PARTES DO EXERCÍCIO:
a. Segundo o texto sobre o calor em Santos e a arquitetura, de que ano é a canção carnavalesca Allah-la-ô?
b. Dê sequência ao texto sobre o calor em Santos e a arquitetura, escrevendo a parte seguinte a partir do ponto em que ele termina.

Carnaval chegando, com ele as velhas marchinhas, entre elas a inesquecível Allah-la-ô, de Haroldo Lobo e Antônio Nássara. Em cidades como Santos, mais inesquecível ainda, pois ao calor do Sol tropical, ao mormaço do verão e ao famoso aquecimento global soma-se o fenômeno dos micro-climas que se intensificou nos últimos anos. Como a ventilação da cidade diminuiu devido ao paredão de concreto da praia e das principais avenidas, a sensação de calor só aumenta, ô ô ô ô…
A canção carnavalesca de 1941 contava a história de um grupo que veio do Egito, enfrentando o calor do deserto do Saara. Talvez devessem voltar e reaprender com seus ancestrais alguns truques para reduzir o problema. Por que será que, num deserto tão quente de dia (e que pode ser bem frio de noite, bom lembrar), os beduínos andam cobertos de roupa, da cabeça aos pés? Há uma razão…
Para um árabe, a roupa é uma segunda casa. Além de proteger da poeira, evita que o corpo se desidrate e reduz a temperatura corporal. As cores claras, além disso, absorvem menos o calor.
Do outro lado do Mediterrâneo, as casas gregas também são brancas de propósito, como também as vemos no interior de Portugal. Na hispânica Andaluzia, seguindo a influência moura, as casas mantiveram a ideia do jardim interno, acrescentando as famosas varandas internas e externas. Um exemplo santista é o interior do Convento do Carmo, no Centro. Nas ‘haciendas’ do interior mexicano, um amplo telhado, indo muito além das paredes da casa, garante uma confortável sombra em seu interior.
Muitos exemplos mundo afora – Visitei Cartagena de las Índias, na Colômbia, mas nem precisaria sair da Baixada Santista para ver inúmeros exemplos de casas coloniais com paredes grossas que ajudam a controlar a temperatura, ou ver casas senhoriais com a chamada “bandeira” sobre a porta, uma espécie de janela que poderia ficar aberta para melhorar a ventilação, deixando sair o ar quente e viciado da casa.

MATERIAL FORNECIDO:
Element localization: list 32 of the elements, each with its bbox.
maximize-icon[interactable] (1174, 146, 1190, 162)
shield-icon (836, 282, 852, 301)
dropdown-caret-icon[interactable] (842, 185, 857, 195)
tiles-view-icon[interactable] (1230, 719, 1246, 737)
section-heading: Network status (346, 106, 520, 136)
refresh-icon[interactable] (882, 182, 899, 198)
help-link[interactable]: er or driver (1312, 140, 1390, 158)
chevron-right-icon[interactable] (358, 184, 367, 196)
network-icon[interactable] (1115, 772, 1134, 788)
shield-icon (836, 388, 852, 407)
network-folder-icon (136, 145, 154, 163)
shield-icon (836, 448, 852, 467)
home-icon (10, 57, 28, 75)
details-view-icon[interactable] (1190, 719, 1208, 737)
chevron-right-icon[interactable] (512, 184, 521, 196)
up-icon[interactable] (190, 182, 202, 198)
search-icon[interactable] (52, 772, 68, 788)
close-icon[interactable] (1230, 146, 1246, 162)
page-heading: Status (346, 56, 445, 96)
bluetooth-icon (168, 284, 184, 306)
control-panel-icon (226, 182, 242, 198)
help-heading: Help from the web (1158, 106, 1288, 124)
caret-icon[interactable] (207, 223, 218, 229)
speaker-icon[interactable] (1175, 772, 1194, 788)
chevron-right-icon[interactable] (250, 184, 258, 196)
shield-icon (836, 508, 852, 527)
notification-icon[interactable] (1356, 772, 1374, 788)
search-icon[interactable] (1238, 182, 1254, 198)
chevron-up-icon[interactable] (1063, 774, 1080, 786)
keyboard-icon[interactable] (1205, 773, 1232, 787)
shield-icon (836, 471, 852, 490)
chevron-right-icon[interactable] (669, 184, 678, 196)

LISTA DE RESPOSTAS:
a. A canção é de 1941.

b.
Antigas casas portuguesas eram ainda revestidas de azulejos nas paredes externas: reduziam a transmissão do calor para o ambiente interno.
Vi na Europa janelas com vidros duplos. Entre o externo e o interno, forma-se um colchão de ar que reduz a penetração do frio. O mesmo princípio permitiria controlar a entrada do calor senegalesco, além das películas de vidro escurecidas para reduzir a entrada de luz (que, bem sabem, vira calor, é o princípio construtivo das estufas).
Pense agora numa chaminé. O ar que passa no seu topo “puxa” a fumaça para fora. Agora, elimine a lareira: o ar puxado naturalmente pela chaminé será o do ambiente interno. Deixe o ar entrar por alguma abertura na parede e sair pela chaminé e pronto: eis um circulador natural de ar!
Já os “atrasados” indígenas brasileiros compartilham com a “avançada” civilização japonesa o segredo de construir casas confortáveis, com materiais leves, como o bambu. Aberturas junto ao solo e no alto da paredes promovem a renovação do ar. Com ou sem tatame, são moradias bem mais gostosas do que certas habitações santistas em dias de calor intenso…
A questão é: em todos esses lugares, não é preciso instalar aparelhos condicionadores de ar! Então, desaprendemos as milenares técnicas construtivas? Veja só: nos eletrodomésticos, você vê uma etiqueta Procel com dados sobre seu consumo de eletricidade. E nas moradias? Alguém já perguntou a um engenheiro civil qual o coeficiente térmico do último telhado que construiu, das paredes, do piso? Se o projeto considera paredes de alta absorvância ou alta refletância?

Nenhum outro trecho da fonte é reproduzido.